> _ESERCIZI PROPOSTI_:
a. Nell'intervista su media e finanza riportata qui sotto, di chi riprendono a parlare gli ospiti in studio secondo la prima domanda?
b. Prosegui l'intervista su media e finanza riportata qui sotto, a partire dall'ultima domanda.

> _BRANO DI TESTO_:

PULP: In un talk show televisivo ha spiegato come i vaccini a mRNA di Moderna e BionTech arrivano anche da decenni di ricerca di base pubblica. Ma appena ha finito gli ospiti in studio hanno ripreso a parlare di Draghi, Conte, Renzi e Salvini. Quanto sono adeguati – oggi, in Italia – i media mainstream a raccontarci quello che realmente succede?
GMB: Credo che il problema non sia una valutazione dei media mainstream. Demonizzare i mezzi di comunicazione non mi appassiona. Uno dei vecchi slogan del media activism ai tempi del movimento alter-globalista recitava: “Don’t hate the media, become the media”, “Non odiare i media, diventa i media”. L’avversione paranoica per i media mainstream, accusati di una precisa strategia di disinformazione permanente, a cui contrappore lo spazio orizzontale della rete telematica, genera narrazioni tossiche. L’organizzazione e la circolazione del “falso” è un processo trasversale che può riguardare tanto i mezzi di comunicazione “ufficiali” quanto gli spazi informali del Web. Credo che il problema sia assumersi in prima persona la responsabilità di raccontare quello che non viene raccontato. Il sottotitolo del romanzo I diavoli era “La finanza raccontata dalla sua scatola nera”. L’idea era di mostrare i dispositivi e i meccanismi di un mondo invisibile agli sguardi dei più. Ecco, credo che questo sia lo sforzo che dovrebbero perseguire i narratori: informare raccontando.
PULP: Negli anni zero un banchiere, oggi scomparso, Franco Lattanzi, con lo pseudonimo di Sbancor, ha provato a collegare i fili tra finanza, politica, guerra, etc riuscendo a rialzare anche il livello della controinformazione del tempo. Può essere considerato un precursore per quello che lei e i Diavoli state facendo?

> _MATERIALE FORNITO_:
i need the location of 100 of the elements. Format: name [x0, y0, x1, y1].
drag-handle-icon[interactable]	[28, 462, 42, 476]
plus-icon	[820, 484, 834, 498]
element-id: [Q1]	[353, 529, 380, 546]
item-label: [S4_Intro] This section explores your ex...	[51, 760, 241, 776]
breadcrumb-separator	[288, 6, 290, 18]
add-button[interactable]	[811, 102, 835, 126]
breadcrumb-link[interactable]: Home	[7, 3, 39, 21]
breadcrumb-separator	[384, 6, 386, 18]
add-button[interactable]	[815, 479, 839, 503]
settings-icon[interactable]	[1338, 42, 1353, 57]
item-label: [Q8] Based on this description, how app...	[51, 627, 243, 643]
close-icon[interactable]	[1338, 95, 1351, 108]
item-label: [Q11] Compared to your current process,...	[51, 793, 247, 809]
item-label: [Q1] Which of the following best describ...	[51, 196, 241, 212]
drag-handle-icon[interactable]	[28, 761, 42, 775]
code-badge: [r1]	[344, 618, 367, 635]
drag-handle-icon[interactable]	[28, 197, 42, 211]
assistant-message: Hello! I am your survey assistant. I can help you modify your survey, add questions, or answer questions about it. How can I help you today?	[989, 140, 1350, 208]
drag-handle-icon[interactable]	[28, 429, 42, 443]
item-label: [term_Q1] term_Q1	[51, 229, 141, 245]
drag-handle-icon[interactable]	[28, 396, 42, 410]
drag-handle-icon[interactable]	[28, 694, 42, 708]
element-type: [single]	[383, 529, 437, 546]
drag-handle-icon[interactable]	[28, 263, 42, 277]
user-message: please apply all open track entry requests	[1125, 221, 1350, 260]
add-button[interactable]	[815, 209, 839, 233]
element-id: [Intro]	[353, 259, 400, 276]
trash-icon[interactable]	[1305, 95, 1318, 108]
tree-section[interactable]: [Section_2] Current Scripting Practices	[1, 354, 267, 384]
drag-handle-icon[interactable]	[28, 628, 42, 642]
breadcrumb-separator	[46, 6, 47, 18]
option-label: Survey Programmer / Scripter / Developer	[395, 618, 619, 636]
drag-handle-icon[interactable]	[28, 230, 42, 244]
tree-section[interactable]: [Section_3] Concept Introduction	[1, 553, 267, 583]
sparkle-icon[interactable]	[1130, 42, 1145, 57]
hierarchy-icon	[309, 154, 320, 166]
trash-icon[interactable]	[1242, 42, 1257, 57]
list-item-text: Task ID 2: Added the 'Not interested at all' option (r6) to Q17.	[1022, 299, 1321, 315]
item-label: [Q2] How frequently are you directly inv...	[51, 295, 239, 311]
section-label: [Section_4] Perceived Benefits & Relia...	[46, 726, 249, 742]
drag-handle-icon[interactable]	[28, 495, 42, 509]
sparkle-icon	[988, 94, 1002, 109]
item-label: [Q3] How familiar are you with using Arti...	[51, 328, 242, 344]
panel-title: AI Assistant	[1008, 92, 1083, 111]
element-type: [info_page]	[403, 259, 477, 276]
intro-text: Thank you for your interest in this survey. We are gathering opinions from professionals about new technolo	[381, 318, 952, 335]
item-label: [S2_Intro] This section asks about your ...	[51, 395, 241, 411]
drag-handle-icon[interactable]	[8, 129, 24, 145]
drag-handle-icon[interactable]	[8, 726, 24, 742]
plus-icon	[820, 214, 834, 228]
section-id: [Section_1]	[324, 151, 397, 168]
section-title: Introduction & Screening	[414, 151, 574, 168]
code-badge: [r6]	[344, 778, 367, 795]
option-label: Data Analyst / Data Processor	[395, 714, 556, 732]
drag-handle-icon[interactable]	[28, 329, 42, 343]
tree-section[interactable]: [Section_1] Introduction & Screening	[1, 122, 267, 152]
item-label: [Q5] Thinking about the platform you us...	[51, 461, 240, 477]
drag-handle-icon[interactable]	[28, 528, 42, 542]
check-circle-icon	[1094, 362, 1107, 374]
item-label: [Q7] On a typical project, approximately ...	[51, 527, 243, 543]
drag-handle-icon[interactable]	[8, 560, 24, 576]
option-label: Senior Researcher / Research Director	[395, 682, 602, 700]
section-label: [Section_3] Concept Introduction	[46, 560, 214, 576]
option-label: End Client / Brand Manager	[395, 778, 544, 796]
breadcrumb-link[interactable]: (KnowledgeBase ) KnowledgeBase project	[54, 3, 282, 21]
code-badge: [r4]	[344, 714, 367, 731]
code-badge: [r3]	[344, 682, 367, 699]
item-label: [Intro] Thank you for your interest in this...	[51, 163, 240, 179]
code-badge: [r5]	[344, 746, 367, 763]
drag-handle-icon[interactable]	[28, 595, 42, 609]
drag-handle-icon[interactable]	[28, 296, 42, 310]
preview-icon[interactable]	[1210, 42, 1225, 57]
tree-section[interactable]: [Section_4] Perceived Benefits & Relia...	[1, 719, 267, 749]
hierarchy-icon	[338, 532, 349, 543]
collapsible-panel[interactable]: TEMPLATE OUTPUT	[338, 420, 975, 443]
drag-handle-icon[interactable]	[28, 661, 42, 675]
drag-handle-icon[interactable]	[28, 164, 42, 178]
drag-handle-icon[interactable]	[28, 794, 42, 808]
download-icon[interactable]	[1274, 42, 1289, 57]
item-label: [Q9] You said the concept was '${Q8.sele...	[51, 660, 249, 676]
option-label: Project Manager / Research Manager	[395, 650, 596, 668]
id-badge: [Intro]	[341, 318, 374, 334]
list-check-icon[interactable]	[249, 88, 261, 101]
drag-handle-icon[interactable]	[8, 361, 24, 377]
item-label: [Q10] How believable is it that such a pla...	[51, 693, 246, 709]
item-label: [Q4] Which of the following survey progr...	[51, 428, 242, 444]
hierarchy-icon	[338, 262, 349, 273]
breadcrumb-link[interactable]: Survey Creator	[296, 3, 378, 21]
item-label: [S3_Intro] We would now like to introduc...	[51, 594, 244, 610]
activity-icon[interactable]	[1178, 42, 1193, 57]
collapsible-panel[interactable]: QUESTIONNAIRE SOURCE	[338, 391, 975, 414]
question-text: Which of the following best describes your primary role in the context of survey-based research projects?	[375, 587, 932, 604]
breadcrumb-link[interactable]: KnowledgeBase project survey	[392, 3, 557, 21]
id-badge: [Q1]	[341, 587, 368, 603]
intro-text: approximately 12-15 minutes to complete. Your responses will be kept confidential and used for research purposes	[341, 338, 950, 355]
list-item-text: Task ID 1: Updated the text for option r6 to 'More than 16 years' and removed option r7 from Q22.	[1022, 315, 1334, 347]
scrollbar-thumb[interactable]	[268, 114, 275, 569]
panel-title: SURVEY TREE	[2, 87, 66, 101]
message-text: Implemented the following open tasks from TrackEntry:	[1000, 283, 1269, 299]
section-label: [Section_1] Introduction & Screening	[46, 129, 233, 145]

> _SOLUZIONI DEGLI ESERCIZI_:
a. Draghi, Conte, Renzi e Salvini.

b.
GMB: Per alcuni membri del collettivo, Sbancor non è stato solo un prezioso punto di riferimento per l’analisi delle fasi economiche e dello scenario internazionale, è stato anche un compagno di strada e un amico. Diario di guerra è un libro importante che confuta le retoriche della guerra umanitaria e la pulsione bellicista dei democratici americani e delle socialdemocrazie europee che bombardarono Belgrado ai tempi del conflitto con la Serbia. E American Nightmare è un viaggio – davvero da incubo – nei recessi del cosiddetto comparto militare-industriale. Sbancor aveva una straordinaria capacità di interpretare fenomeni complessi e cogliere tendenze. Nell’agosto del 2001 prevedeva una fase recessiva a lungo termine e – soprattutto – l’inizio di un conflitto nell’area asiatico-turanica come uscita “warferistica” dalla congiuntura negativa. Scriveva che la polveriera non era il Medioriente, bensì un punto imprecisato dell’area che comprende Iran, Afghanistan, Tagikistan, Khirghisistan, Azerbaijan, Uzsbekistan, Pakistan, laddove si snodano tante pipe lines: le vie della droga e del commercio di esseri umani, per esempio. Pochi mesi dopo gli Stati Uniti attaccheranno il regime talebano di Kabul come risposta all’undici settembre. Sbancor giocava con l’archetipo narrativo dell’uomo che agisce nei recessi più nascosti del sistema per svelare strategie segrete. L’immaginario dei Diavoli, invece, non prevede una figura come quella dell’inside man, bensì mette in scena direttamente le contraddizioni, i limiti, i tormenti degli uomini che manipolano la realtà ed esercitano il dominio per difendere un modo di vivere ritenuto il minore dei mali, l’ultimo argine al caos.